▶ [Given information]
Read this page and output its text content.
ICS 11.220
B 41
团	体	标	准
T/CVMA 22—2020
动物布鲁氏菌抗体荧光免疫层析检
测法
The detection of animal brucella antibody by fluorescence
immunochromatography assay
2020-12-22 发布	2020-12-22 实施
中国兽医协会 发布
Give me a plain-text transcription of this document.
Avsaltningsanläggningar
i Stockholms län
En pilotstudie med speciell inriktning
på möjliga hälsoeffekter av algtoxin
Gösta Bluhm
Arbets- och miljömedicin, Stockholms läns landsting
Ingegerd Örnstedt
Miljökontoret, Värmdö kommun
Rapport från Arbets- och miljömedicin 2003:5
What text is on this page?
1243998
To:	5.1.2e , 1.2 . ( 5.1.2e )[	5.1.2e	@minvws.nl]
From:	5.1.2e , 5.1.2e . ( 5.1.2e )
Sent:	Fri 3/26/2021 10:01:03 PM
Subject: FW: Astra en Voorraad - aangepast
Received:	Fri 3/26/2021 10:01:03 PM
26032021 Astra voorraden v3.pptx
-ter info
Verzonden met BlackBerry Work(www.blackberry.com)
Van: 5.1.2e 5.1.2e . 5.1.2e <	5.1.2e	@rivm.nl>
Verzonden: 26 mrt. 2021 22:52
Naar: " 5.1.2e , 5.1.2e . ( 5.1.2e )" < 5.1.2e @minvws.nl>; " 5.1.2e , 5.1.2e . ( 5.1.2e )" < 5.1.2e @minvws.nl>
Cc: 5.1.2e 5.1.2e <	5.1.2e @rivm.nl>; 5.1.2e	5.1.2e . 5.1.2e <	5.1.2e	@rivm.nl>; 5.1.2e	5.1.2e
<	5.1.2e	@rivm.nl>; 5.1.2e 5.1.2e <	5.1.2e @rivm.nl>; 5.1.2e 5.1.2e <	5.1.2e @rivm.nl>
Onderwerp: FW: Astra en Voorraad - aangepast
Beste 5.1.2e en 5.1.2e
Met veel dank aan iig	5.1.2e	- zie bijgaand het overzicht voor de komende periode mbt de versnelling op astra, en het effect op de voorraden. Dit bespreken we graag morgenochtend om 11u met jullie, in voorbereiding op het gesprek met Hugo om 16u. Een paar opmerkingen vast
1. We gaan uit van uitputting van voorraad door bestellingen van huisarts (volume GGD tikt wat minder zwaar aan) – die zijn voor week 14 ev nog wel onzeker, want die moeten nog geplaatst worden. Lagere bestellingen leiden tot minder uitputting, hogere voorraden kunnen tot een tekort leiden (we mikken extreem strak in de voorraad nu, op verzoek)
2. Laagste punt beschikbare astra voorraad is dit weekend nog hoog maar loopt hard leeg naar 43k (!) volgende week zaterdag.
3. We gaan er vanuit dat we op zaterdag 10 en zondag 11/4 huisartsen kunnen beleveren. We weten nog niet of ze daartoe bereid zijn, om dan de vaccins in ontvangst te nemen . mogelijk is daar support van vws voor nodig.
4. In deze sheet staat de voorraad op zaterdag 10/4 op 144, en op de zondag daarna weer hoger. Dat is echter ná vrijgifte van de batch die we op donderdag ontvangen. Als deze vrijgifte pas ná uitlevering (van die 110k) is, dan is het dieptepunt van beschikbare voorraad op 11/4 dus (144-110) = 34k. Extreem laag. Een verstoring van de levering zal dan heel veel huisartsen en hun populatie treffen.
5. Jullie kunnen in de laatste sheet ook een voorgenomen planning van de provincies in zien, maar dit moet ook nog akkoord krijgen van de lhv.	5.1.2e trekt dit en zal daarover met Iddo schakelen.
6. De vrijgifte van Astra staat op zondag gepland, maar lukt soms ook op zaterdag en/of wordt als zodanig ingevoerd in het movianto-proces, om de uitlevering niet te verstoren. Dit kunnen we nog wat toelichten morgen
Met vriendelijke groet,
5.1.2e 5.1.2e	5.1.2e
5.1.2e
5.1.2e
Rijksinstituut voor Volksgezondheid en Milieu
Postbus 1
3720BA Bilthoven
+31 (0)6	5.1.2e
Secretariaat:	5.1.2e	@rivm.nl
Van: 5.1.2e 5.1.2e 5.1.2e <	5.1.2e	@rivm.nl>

▶ [Assignment] Find every line in the records that contains the word "text"; copy those lines.

▶ [Task response]
Read this page and output its text content.
Give me a plain-text transcription of this document.
What text is on this page?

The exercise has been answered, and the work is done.